TASK TO COMPLETE —
In the following material, identify every line holding the string "Dollar" and return it.

MATERIALS PROVIDED —
-- begin --

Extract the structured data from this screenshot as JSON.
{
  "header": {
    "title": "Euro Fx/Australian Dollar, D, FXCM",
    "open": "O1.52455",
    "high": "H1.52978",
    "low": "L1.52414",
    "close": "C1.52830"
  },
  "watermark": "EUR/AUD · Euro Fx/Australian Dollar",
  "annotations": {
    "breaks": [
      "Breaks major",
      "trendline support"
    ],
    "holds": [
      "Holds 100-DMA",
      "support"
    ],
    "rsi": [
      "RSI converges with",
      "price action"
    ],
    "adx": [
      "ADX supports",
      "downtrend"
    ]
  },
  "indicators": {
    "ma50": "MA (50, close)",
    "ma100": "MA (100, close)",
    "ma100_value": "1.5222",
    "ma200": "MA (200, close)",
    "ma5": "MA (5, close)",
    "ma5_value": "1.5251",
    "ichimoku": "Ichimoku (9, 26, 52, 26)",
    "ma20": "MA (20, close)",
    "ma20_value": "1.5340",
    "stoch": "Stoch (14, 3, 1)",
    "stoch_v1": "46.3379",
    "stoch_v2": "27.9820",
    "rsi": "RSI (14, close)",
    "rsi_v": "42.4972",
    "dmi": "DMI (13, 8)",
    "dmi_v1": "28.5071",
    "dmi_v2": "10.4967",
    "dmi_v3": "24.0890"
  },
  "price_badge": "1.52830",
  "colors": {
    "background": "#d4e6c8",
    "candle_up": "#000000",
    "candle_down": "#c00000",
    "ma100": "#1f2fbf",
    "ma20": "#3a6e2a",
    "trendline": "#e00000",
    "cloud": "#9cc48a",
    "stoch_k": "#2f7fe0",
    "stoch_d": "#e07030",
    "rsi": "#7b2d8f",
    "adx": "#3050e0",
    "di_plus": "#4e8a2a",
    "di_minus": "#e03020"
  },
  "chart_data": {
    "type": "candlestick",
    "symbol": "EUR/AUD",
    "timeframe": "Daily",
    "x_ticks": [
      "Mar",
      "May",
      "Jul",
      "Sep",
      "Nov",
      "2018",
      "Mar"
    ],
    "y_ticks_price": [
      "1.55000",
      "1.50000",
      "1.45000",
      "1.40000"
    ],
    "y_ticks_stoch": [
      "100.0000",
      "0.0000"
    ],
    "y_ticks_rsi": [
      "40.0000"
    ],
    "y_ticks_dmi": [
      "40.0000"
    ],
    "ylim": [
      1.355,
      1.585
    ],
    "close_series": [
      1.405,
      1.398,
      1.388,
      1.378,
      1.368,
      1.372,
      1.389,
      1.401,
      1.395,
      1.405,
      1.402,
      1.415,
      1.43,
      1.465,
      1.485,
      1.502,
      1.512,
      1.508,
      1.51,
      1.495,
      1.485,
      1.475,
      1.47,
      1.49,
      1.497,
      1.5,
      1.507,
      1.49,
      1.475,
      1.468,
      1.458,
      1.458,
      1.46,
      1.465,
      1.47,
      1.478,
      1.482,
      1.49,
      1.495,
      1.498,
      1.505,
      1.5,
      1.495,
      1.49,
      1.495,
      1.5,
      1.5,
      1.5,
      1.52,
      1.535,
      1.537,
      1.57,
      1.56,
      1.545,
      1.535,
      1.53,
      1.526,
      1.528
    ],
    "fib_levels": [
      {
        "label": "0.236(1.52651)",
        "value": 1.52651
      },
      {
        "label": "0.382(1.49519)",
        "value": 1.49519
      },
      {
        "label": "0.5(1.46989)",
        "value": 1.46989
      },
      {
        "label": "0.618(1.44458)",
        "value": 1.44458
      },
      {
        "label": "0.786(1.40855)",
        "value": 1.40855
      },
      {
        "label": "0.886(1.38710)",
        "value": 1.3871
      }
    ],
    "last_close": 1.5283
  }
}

-- end --

COMPLETE ANSWER —
    "title": "Euro Fx/Australian Dollar, D, FXCM",
  "watermark": "EUR/AUD · Euro Fx/Australian Dollar",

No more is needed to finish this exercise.